**AIM OF THE TASK:** For the entries below, how many lines include the word "guerra"? Give the figure and nothing more.

**GIVEN DATA:**

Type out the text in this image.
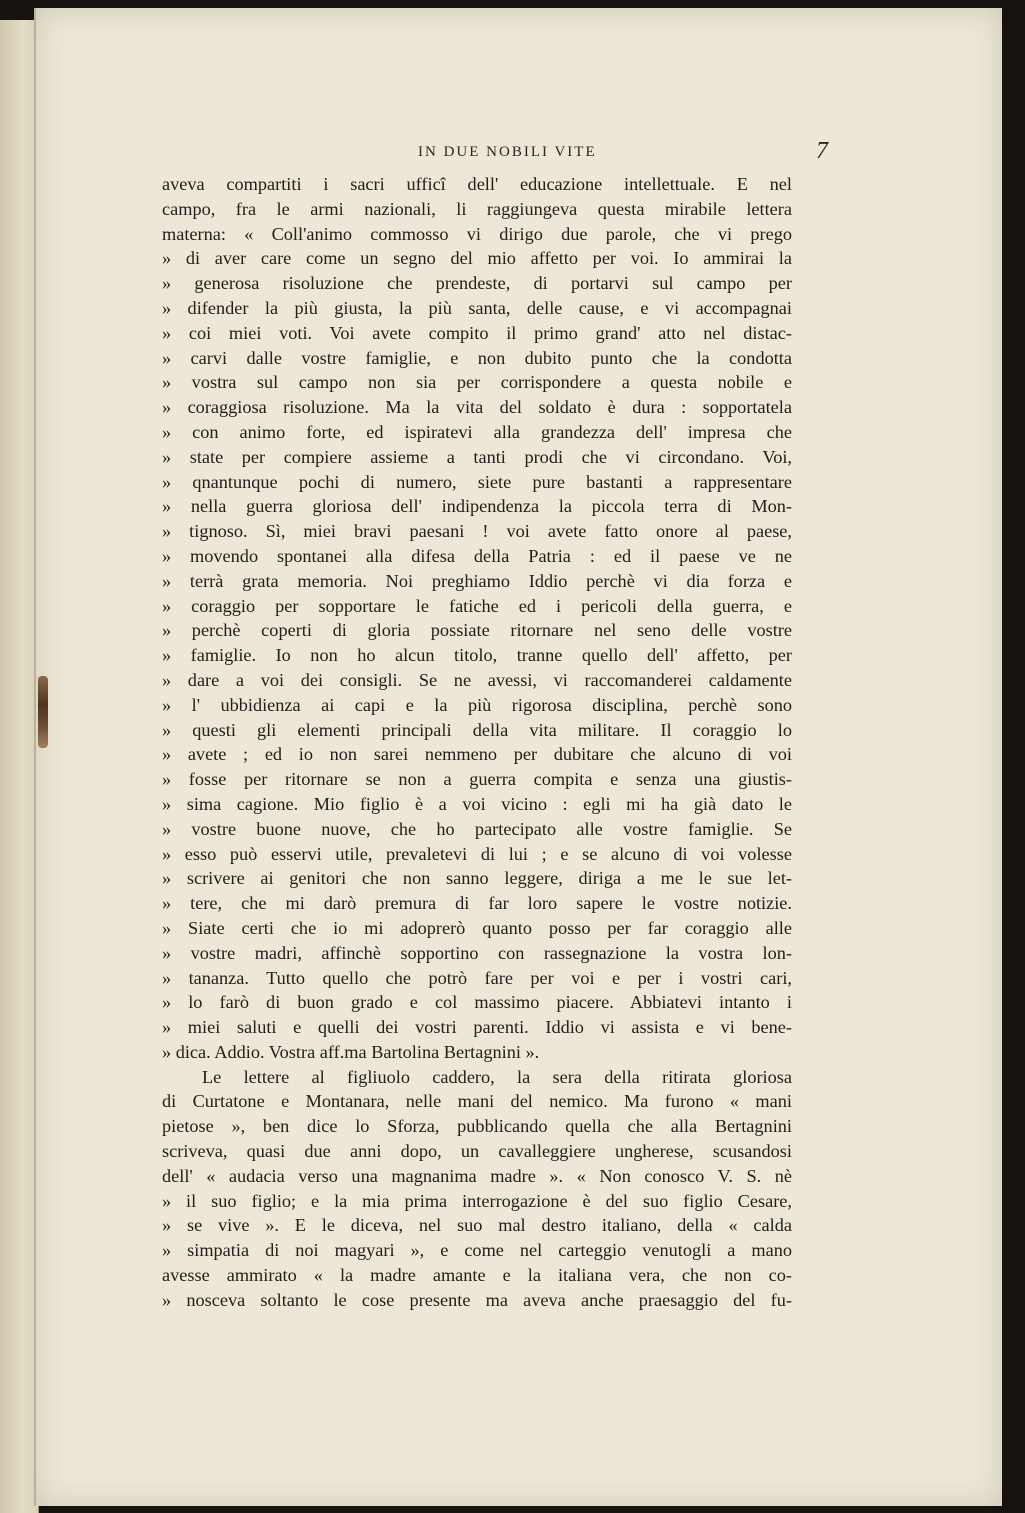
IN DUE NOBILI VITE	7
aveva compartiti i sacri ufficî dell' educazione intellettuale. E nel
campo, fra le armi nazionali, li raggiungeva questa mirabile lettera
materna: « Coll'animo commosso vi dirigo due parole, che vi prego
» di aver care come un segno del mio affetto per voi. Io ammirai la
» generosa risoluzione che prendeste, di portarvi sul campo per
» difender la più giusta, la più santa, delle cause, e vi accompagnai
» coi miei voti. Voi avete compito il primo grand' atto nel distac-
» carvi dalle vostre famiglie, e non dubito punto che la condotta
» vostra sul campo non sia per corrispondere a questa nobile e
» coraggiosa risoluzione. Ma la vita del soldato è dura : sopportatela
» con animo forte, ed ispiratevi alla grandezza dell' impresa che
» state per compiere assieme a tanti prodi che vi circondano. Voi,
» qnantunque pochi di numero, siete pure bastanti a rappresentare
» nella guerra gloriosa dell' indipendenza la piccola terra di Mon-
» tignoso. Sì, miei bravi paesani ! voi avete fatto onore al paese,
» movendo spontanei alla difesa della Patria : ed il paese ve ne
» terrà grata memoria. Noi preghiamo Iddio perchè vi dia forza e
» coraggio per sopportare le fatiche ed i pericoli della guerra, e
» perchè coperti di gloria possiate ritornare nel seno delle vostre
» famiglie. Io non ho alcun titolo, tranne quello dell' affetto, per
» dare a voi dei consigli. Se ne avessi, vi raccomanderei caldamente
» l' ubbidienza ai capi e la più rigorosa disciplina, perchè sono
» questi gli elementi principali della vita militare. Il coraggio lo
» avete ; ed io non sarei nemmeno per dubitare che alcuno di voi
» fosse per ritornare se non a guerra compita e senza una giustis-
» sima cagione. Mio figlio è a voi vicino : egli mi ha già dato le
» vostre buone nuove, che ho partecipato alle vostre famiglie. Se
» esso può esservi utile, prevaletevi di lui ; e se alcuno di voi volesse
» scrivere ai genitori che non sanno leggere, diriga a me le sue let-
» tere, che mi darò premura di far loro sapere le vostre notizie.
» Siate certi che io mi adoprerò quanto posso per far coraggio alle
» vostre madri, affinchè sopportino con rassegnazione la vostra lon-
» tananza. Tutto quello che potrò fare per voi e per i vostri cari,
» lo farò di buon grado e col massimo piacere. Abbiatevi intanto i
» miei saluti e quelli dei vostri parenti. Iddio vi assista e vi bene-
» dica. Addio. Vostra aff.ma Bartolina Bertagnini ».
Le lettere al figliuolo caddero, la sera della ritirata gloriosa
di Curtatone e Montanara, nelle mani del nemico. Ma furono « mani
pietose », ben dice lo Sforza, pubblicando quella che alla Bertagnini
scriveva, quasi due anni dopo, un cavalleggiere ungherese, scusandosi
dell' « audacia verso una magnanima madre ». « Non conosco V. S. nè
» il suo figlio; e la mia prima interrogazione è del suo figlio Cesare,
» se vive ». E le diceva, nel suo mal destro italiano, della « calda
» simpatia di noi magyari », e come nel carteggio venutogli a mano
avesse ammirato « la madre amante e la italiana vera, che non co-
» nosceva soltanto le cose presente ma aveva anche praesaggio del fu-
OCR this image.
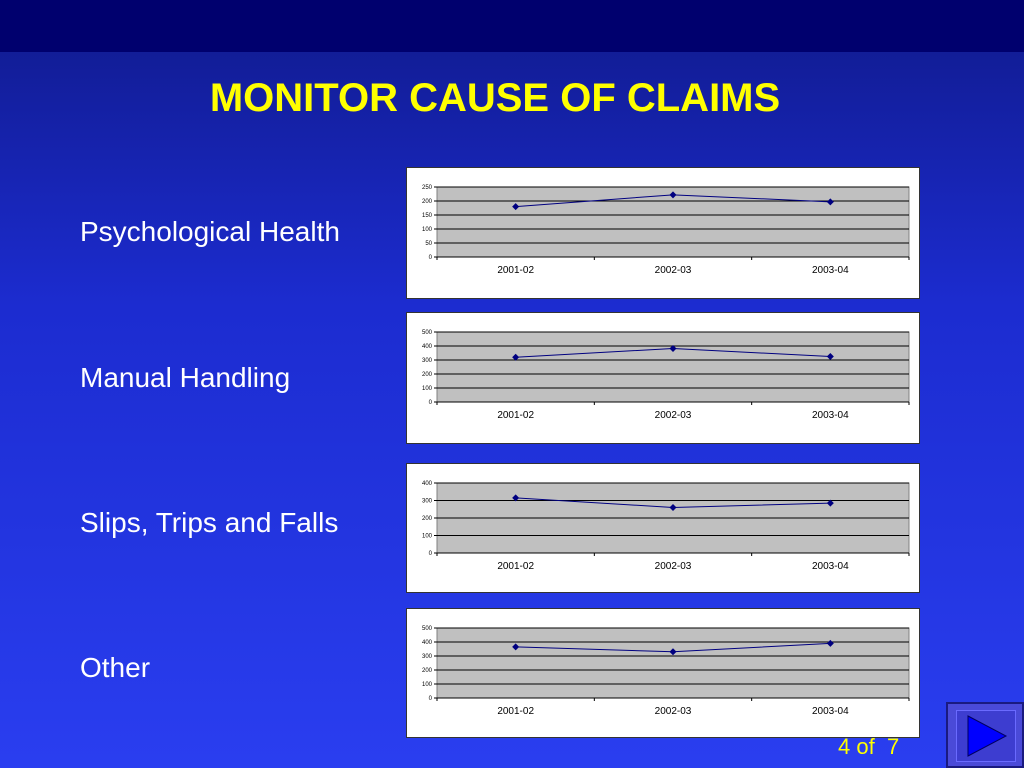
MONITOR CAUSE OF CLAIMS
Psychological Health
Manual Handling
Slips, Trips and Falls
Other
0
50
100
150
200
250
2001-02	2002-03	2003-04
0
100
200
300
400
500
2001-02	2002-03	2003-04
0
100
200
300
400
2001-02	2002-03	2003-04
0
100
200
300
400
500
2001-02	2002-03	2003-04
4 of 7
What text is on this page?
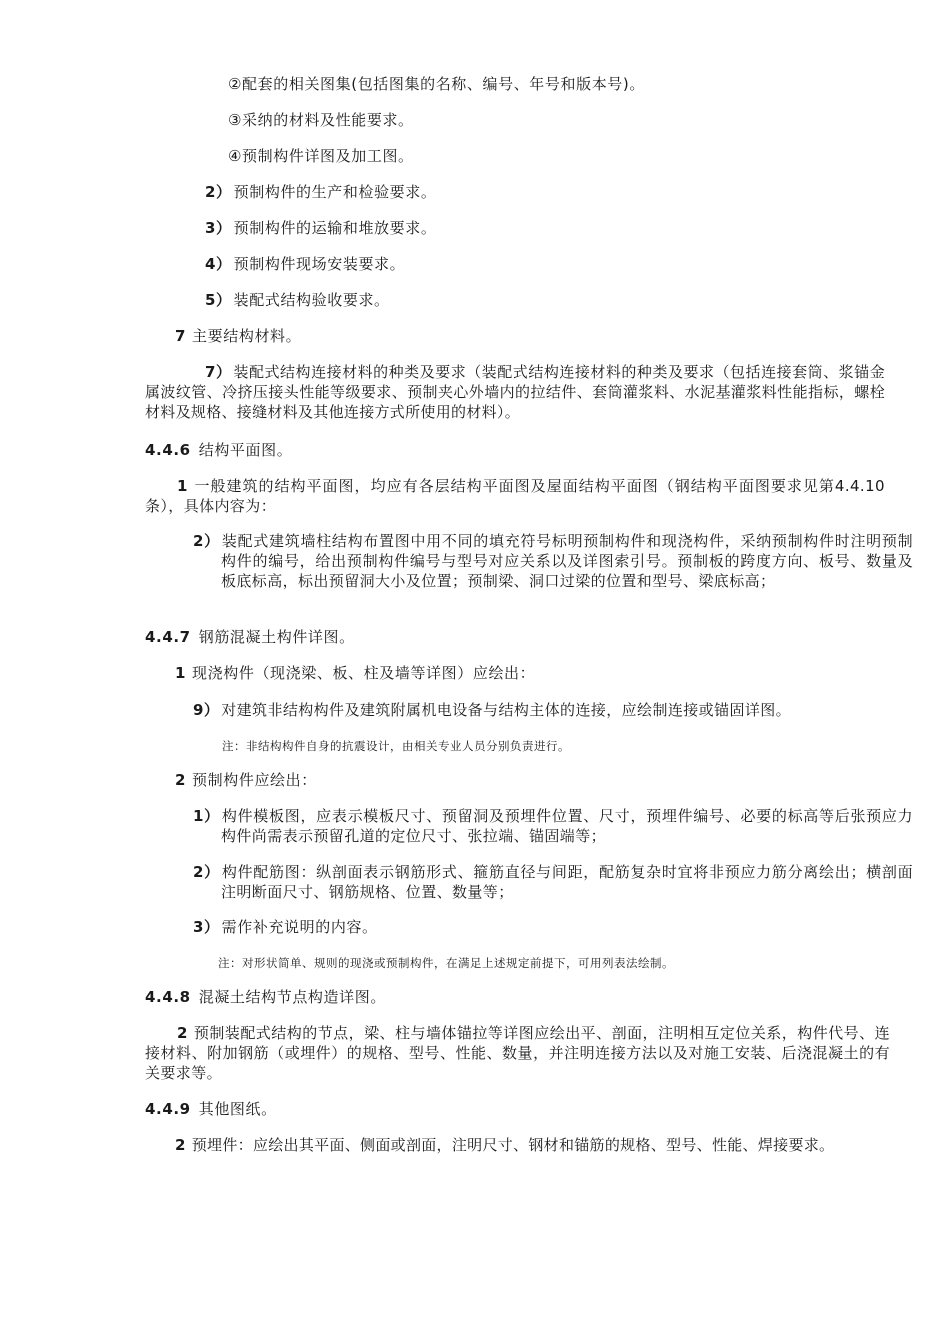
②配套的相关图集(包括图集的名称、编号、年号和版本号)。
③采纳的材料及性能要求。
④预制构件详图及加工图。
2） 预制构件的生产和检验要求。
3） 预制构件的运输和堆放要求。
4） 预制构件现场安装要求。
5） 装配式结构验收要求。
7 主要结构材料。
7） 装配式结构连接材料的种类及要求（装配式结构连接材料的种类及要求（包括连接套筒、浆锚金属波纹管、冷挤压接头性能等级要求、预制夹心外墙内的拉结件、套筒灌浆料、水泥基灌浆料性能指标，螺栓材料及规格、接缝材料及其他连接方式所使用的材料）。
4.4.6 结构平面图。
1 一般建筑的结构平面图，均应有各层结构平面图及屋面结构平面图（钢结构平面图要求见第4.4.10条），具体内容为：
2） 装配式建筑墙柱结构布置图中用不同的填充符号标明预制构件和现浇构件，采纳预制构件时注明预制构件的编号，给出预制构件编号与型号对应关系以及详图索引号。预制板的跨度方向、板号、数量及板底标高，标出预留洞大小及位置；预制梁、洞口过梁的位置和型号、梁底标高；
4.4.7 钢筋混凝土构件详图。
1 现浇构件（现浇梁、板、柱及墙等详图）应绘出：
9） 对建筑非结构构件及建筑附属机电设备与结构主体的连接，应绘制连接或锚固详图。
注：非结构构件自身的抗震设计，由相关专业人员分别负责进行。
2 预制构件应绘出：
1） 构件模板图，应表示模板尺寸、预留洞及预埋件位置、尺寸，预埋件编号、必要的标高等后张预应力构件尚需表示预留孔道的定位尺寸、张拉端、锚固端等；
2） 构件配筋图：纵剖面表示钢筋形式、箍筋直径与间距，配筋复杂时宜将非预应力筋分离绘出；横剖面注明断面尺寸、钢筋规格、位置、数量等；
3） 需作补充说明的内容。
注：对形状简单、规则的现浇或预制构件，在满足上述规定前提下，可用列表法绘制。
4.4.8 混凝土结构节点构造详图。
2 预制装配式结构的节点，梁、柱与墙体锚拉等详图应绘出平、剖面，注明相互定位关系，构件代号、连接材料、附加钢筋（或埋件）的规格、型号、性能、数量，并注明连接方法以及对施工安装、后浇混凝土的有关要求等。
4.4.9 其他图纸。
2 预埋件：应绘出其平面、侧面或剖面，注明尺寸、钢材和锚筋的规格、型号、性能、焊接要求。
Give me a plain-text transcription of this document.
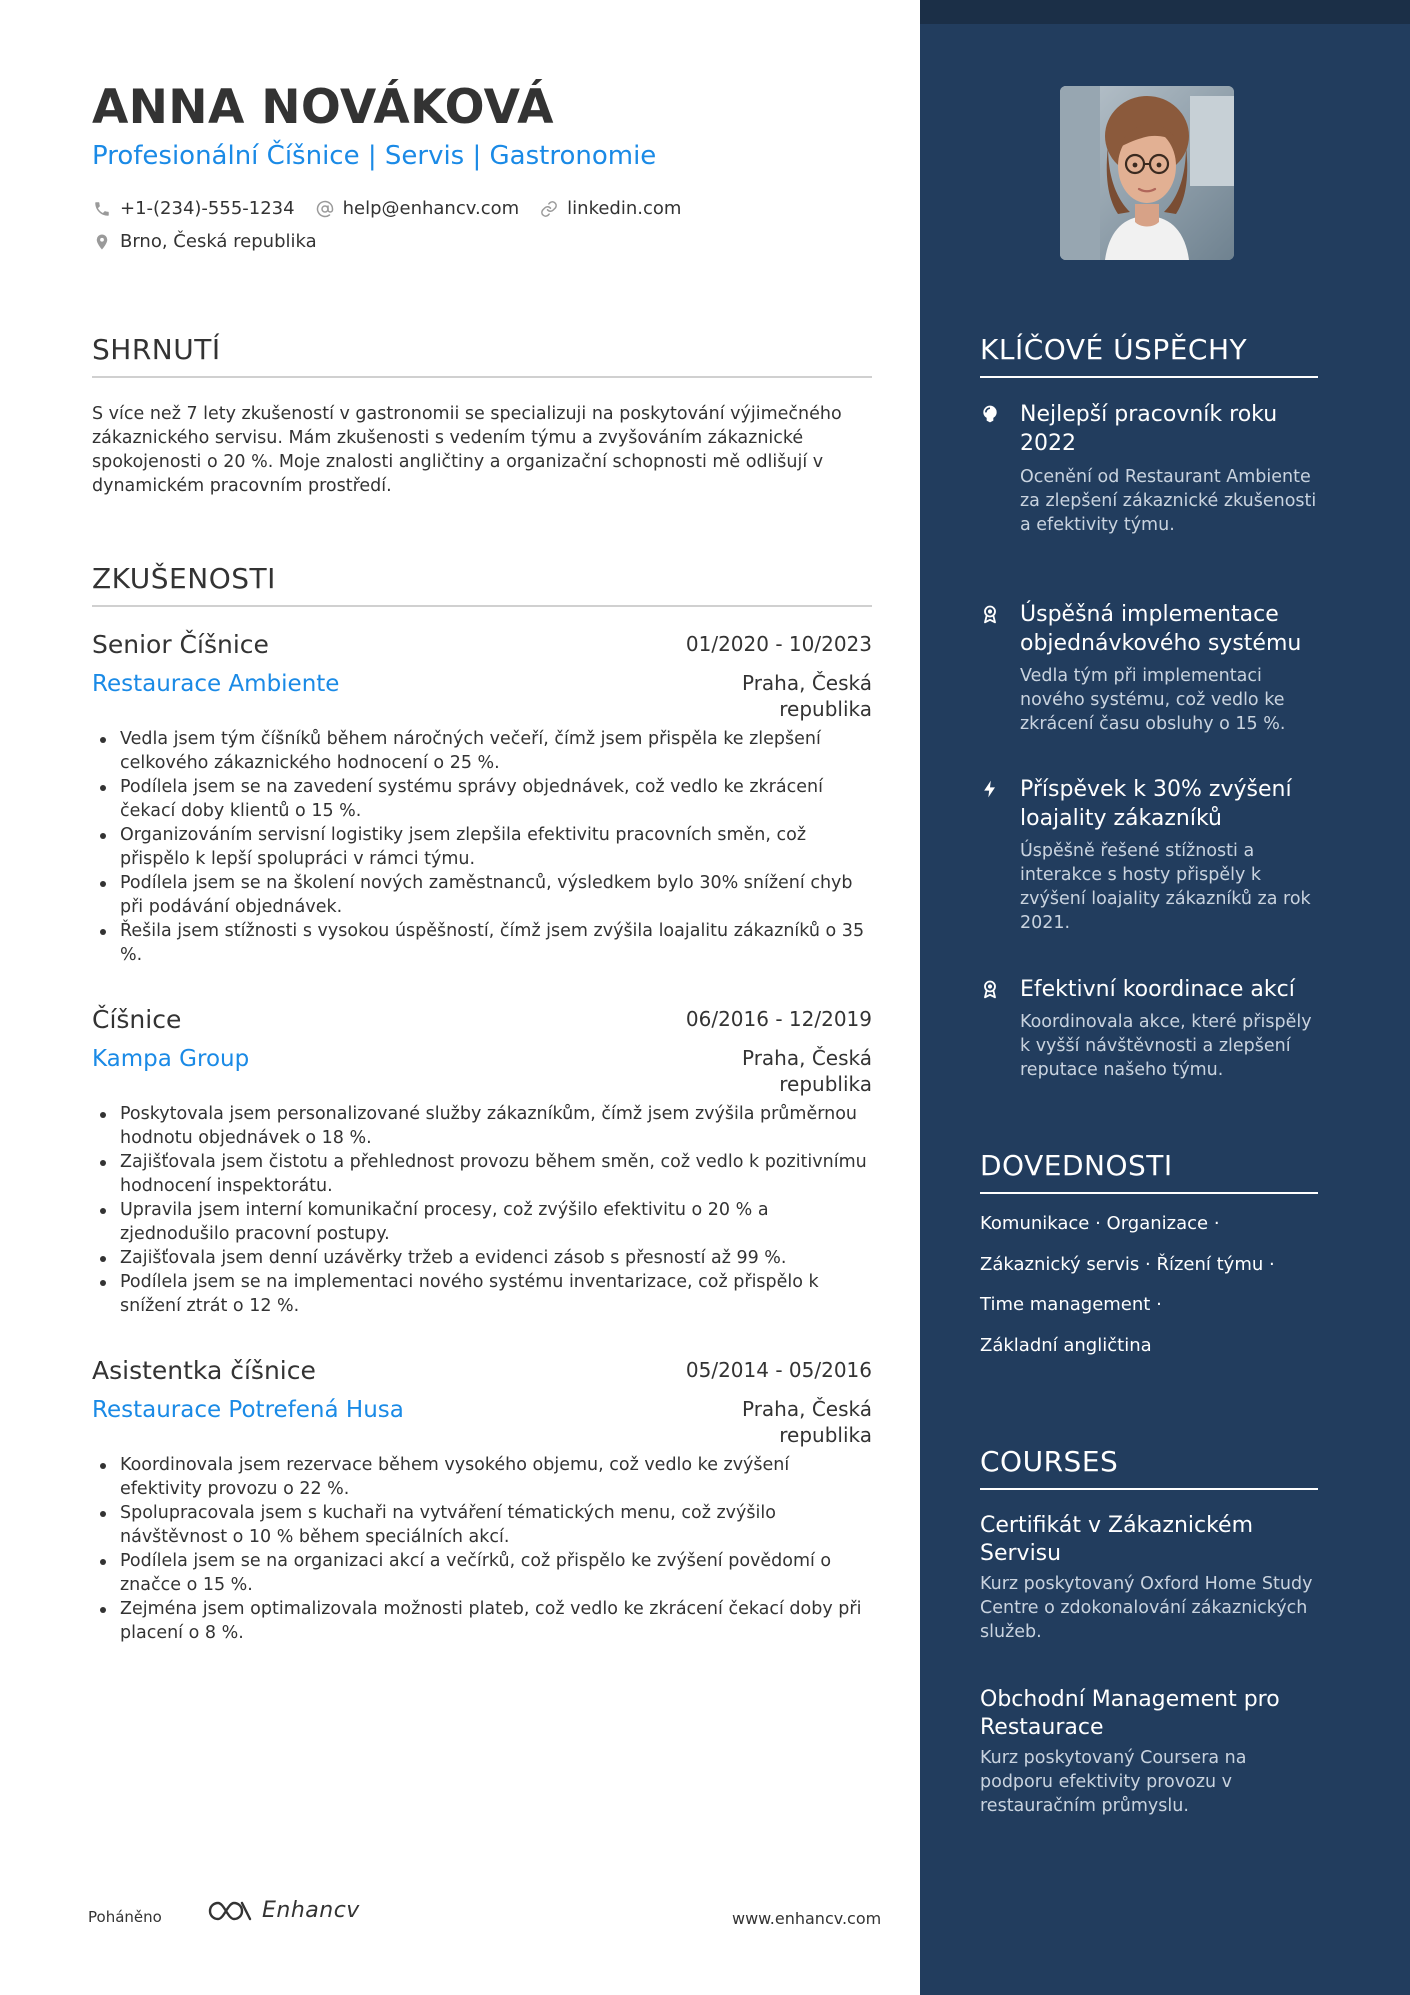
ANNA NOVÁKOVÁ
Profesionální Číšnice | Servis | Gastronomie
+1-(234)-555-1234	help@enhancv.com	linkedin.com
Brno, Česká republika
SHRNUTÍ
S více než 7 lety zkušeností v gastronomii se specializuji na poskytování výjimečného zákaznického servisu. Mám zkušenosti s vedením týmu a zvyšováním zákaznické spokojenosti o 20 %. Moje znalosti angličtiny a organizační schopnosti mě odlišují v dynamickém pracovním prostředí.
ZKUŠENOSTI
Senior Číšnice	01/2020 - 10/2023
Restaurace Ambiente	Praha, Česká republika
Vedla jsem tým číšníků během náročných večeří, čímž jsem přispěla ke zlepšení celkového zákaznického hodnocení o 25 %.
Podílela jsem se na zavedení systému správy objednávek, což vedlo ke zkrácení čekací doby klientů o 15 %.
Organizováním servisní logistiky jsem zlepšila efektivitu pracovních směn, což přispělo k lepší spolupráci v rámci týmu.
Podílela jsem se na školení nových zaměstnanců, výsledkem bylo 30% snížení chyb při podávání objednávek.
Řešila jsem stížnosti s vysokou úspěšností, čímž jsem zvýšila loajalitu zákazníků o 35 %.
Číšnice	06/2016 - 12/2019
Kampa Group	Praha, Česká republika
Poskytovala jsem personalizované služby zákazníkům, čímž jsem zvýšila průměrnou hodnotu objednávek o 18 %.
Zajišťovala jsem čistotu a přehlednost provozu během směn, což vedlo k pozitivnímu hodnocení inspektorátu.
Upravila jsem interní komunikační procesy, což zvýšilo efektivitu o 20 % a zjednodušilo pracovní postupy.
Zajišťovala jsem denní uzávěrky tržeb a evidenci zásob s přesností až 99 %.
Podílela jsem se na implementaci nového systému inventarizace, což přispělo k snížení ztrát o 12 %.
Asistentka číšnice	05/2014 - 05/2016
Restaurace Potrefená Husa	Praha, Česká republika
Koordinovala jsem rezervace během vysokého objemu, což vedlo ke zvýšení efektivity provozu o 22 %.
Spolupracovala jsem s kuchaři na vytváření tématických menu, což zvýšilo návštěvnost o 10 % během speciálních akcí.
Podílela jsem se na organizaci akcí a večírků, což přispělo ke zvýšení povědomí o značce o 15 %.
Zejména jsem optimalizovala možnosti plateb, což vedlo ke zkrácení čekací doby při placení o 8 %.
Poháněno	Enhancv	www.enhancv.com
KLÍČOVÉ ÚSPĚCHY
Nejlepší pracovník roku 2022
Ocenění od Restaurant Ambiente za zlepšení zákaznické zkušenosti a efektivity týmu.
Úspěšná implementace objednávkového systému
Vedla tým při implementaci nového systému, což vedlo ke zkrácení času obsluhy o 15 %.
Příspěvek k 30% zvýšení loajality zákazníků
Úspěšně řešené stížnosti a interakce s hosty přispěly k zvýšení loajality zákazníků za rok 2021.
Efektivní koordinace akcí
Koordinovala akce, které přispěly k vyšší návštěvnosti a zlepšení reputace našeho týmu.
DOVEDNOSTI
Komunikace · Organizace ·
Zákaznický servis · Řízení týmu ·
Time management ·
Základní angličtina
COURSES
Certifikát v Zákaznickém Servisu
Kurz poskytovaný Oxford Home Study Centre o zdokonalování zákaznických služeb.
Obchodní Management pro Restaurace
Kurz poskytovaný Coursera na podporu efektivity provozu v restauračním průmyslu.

**EXERCISE SOLUTION:** 3